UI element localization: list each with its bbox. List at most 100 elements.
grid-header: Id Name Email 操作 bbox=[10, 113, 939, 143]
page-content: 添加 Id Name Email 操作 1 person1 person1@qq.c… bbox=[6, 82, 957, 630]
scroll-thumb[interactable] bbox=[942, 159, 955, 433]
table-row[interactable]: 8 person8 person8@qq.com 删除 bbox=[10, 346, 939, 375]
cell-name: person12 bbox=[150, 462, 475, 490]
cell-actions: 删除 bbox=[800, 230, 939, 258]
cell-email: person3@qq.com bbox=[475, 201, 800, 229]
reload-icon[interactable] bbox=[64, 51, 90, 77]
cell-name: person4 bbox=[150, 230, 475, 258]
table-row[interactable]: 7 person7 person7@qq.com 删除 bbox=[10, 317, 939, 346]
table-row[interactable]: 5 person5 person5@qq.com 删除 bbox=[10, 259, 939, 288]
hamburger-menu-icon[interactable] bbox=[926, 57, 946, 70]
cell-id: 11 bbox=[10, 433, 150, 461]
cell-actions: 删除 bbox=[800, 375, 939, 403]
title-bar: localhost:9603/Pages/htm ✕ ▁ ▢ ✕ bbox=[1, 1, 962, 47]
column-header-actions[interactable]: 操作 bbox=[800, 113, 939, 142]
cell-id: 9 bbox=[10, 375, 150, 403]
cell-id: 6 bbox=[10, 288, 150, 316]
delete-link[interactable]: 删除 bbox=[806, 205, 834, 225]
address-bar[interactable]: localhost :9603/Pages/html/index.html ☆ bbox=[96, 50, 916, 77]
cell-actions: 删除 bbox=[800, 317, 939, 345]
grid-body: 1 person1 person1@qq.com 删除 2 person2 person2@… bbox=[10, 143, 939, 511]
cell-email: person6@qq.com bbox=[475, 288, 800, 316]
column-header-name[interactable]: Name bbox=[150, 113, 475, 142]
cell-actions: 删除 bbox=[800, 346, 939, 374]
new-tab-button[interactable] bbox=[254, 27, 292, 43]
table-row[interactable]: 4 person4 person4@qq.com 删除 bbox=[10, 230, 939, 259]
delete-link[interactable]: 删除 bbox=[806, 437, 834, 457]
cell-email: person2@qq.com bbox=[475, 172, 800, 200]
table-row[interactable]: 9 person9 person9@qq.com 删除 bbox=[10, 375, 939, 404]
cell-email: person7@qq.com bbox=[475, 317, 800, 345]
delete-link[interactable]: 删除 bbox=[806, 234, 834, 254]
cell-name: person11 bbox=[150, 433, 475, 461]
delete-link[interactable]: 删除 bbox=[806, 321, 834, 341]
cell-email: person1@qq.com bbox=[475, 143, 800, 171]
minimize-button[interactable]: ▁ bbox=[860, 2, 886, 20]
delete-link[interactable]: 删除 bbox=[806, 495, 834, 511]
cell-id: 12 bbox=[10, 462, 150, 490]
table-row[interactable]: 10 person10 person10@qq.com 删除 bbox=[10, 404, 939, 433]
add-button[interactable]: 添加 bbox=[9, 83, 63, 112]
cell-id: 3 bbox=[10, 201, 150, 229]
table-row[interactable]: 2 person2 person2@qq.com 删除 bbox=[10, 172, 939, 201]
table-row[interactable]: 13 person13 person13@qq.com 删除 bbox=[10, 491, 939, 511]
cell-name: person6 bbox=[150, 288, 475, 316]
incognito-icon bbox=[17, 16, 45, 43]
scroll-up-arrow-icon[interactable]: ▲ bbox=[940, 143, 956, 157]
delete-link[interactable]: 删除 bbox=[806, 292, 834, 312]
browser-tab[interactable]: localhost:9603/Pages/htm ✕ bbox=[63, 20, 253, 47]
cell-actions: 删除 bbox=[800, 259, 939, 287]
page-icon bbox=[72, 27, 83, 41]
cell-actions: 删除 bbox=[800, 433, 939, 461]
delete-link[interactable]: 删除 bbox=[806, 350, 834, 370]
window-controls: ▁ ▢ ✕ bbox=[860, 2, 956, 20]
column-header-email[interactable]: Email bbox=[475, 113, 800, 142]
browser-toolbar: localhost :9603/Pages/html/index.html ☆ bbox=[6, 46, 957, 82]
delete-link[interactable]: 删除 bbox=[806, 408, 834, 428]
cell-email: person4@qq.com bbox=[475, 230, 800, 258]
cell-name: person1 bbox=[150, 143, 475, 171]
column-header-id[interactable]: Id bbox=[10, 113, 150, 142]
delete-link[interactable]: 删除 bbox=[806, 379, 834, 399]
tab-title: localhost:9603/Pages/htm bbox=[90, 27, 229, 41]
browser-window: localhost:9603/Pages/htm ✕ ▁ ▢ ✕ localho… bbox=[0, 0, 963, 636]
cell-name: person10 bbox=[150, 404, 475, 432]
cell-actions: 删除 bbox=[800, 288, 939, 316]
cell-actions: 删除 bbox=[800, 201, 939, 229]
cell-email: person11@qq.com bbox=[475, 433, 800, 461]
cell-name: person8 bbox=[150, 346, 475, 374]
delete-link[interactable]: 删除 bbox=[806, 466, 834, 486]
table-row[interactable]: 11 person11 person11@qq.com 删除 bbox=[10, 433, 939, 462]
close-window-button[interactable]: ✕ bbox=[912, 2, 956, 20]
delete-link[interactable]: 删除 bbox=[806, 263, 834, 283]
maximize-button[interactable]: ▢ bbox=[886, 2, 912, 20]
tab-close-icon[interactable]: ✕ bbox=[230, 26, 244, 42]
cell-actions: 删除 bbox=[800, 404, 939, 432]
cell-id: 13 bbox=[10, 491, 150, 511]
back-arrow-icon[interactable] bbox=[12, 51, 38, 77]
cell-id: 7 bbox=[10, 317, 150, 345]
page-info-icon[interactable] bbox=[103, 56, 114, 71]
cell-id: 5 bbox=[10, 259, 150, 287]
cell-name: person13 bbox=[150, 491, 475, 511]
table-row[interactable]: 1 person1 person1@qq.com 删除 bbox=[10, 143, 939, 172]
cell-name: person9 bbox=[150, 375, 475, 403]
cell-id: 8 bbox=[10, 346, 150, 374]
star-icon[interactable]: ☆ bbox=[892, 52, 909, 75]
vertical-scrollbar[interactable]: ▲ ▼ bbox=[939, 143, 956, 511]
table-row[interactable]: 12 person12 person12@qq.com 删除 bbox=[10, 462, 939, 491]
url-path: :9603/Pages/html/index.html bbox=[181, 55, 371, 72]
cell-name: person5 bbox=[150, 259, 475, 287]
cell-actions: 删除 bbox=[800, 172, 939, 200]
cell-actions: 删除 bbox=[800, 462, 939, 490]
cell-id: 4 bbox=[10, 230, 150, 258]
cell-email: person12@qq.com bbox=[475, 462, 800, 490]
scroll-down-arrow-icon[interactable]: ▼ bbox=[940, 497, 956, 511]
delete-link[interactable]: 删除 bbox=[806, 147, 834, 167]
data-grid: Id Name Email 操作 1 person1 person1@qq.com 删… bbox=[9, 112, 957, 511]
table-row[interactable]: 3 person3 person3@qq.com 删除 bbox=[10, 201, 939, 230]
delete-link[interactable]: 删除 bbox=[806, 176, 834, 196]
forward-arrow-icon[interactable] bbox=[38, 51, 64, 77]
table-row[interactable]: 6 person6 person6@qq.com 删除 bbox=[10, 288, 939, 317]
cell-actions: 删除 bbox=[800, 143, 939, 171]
* * * * *
#### [Written request]
Copy out every line of the listing above verbatim, without any changes.

#### [Output of the exercise]
UI element localization: list each with its bbox. List at most 100 elements.
grid-header: Id Name Email 操作 bbox=[10, 113, 939, 143]
page-content: 添加 Id Name Email 操作 1 person1 person1@qq.c… bbox=[6, 82, 957, 630]
scroll-thumb[interactable] bbox=[942, 159, 955, 433]
table-row[interactable]: 8 person8 person8@qq.com 删除 bbox=[10, 346, 939, 375]
cell-name: person12 bbox=[150, 462, 475, 490]
cell-actions: 删除 bbox=[800, 230, 939, 258]
cell-email: person3@qq.com bbox=[475, 201, 800, 229]
reload-icon[interactable] bbox=[64, 51, 90, 77]
cell-name: person4 bbox=[150, 230, 475, 258]
table-row[interactable]: 7 person7 person7@qq.com 删除 bbox=[10, 317, 939, 346]
table-row[interactable]: 5 person5 person5@qq.com 删除 bbox=[10, 259, 939, 288]
hamburger-menu-icon[interactable] bbox=[926, 57, 946, 70]
cell-id: 11 bbox=[10, 433, 150, 461]
cell-actions: 删除 bbox=[800, 375, 939, 403]
title-bar: localhost:9603/Pages/htm ✕ ▁ ▢ ✕ bbox=[1, 1, 962, 47]
column-header-actions[interactable]: 操作 bbox=[800, 113, 939, 142]
cell-id: 9 bbox=[10, 375, 150, 403]
cell-id: 6 bbox=[10, 288, 150, 316]
delete-link[interactable]: 删除 bbox=[806, 205, 834, 225]
address-bar[interactable]: localhost :9603/Pages/html/index.html ☆ bbox=[96, 50, 916, 77]
cell-actions: 删除 bbox=[800, 317, 939, 345]
grid-body: 1 person1 person1@qq.com 删除 2 person2 person2@… bbox=[10, 143, 939, 511]
cell-email: person6@qq.com bbox=[475, 288, 800, 316]
column-header-name[interactable]: Name bbox=[150, 113, 475, 142]
cell-actions: 删除 bbox=[800, 346, 939, 374]
new-tab-button[interactable] bbox=[254, 27, 292, 43]
table-row[interactable]: 4 person4 person4@qq.com 删除 bbox=[10, 230, 939, 259]
delete-link[interactable]: 删除 bbox=[806, 437, 834, 457]
cell-email: person2@qq.com bbox=[475, 172, 800, 200]
table-row[interactable]: 9 person9 person9@qq.com 删除 bbox=[10, 375, 939, 404]
cell-email: person7@qq.com bbox=[475, 317, 800, 345]
delete-link[interactable]: 删除 bbox=[806, 234, 834, 254]
cell-name: person11 bbox=[150, 433, 475, 461]
delete-link[interactable]: 删除 bbox=[806, 321, 834, 341]
cell-email: person1@qq.com bbox=[475, 143, 800, 171]
minimize-button[interactable]: ▁ bbox=[860, 2, 886, 20]
delete-link[interactable]: 删除 bbox=[806, 495, 834, 511]
cell-id: 12 bbox=[10, 462, 150, 490]
table-row[interactable]: 10 person10 person10@qq.com 删除 bbox=[10, 404, 939, 433]
add-button[interactable]: 添加 bbox=[9, 83, 63, 112]
cell-id: 3 bbox=[10, 201, 150, 229]
table-row[interactable]: 2 person2 person2@qq.com 删除 bbox=[10, 172, 939, 201]
table-row[interactable]: 13 person13 person13@qq.com 删除 bbox=[10, 491, 939, 511]
cell-name: person6 bbox=[150, 288, 475, 316]
incognito-icon bbox=[17, 16, 45, 43]
scroll-up-arrow-icon[interactable]: ▲ bbox=[940, 143, 956, 157]
delete-link[interactable]: 删除 bbox=[806, 292, 834, 312]
browser-tab[interactable]: localhost:9603/Pages/htm ✕ bbox=[63, 20, 253, 47]
cell-actions: 删除 bbox=[800, 259, 939, 287]
page-icon bbox=[72, 27, 83, 41]
cell-actions: 删除 bbox=[800, 433, 939, 461]
delete-link[interactable]: 删除 bbox=[806, 350, 834, 370]
window-controls: ▁ ▢ ✕ bbox=[860, 2, 956, 20]
column-header-email[interactable]: Email bbox=[475, 113, 800, 142]
browser-toolbar: localhost :9603/Pages/html/index.html ☆ bbox=[6, 46, 957, 82]
delete-link[interactable]: 删除 bbox=[806, 408, 834, 428]
cell-email: person4@qq.com bbox=[475, 230, 800, 258]
cell-name: person1 bbox=[150, 143, 475, 171]
column-header-id[interactable]: Id bbox=[10, 113, 150, 142]
delete-link[interactable]: 删除 bbox=[806, 379, 834, 399]
tab-title: localhost:9603/Pages/htm bbox=[90, 27, 229, 41]
browser-window: localhost:9603/Pages/htm ✕ ▁ ▢ ✕ localho… bbox=[0, 0, 963, 636]
cell-name: person10 bbox=[150, 404, 475, 432]
cell-actions: 删除 bbox=[800, 288, 939, 316]
cell-actions: 删除 bbox=[800, 201, 939, 229]
cell-email: person11@qq.com bbox=[475, 433, 800, 461]
cell-name: person8 bbox=[150, 346, 475, 374]
delete-link[interactable]: 删除 bbox=[806, 466, 834, 486]
table-row[interactable]: 11 person11 person11@qq.com 删除 bbox=[10, 433, 939, 462]
close-window-button[interactable]: ✕ bbox=[912, 2, 956, 20]
delete-link[interactable]: 删除 bbox=[806, 263, 834, 283]
maximize-button[interactable]: ▢ bbox=[886, 2, 912, 20]
tab-close-icon[interactable]: ✕ bbox=[230, 26, 244, 42]
cell-actions: 删除 bbox=[800, 404, 939, 432]
cell-id: 13 bbox=[10, 491, 150, 511]
back-arrow-icon[interactable] bbox=[12, 51, 38, 77]
cell-id: 7 bbox=[10, 317, 150, 345]
page-info-icon[interactable] bbox=[103, 56, 114, 71]
cell-id: 5 bbox=[10, 259, 150, 287]
cell-name: person13 bbox=[150, 491, 475, 511]
table-row[interactable]: 1 person1 person1@qq.com 删除 bbox=[10, 143, 939, 172]
cell-name: person9 bbox=[150, 375, 475, 403]
cell-id: 8 bbox=[10, 346, 150, 374]
star-icon[interactable]: ☆ bbox=[892, 52, 909, 75]
vertical-scrollbar[interactable]: ▲ ▼ bbox=[939, 143, 956, 511]
table-row[interactable]: 12 person12 person12@qq.com 删除 bbox=[10, 462, 939, 491]
url-path: :9603/Pages/html/index.html bbox=[181, 55, 371, 72]
cell-name: person5 bbox=[150, 259, 475, 287]
cell-actions: 删除 bbox=[800, 172, 939, 200]
cell-actions: 删除 bbox=[800, 462, 939, 490]
cell-id: 4 bbox=[10, 230, 150, 258]
cell-email: person12@qq.com bbox=[475, 462, 800, 490]
scroll-down-arrow-icon[interactable]: ▼ bbox=[940, 497, 956, 511]
delete-link[interactable]: 删除 bbox=[806, 147, 834, 167]
data-grid: Id Name Email 操作 1 person1 person1@qq.com 删… bbox=[9, 112, 957, 511]
table-row[interactable]: 3 person3 person3@qq.com 删除 bbox=[10, 201, 939, 230]
delete-link[interactable]: 删除 bbox=[806, 176, 834, 196]
forward-arrow-icon[interactable] bbox=[38, 51, 64, 77]
table-row[interactable]: 6 person6 person6@qq.com 删除 bbox=[10, 288, 939, 317]
cell-actions: 删除 bbox=[800, 143, 939, 171]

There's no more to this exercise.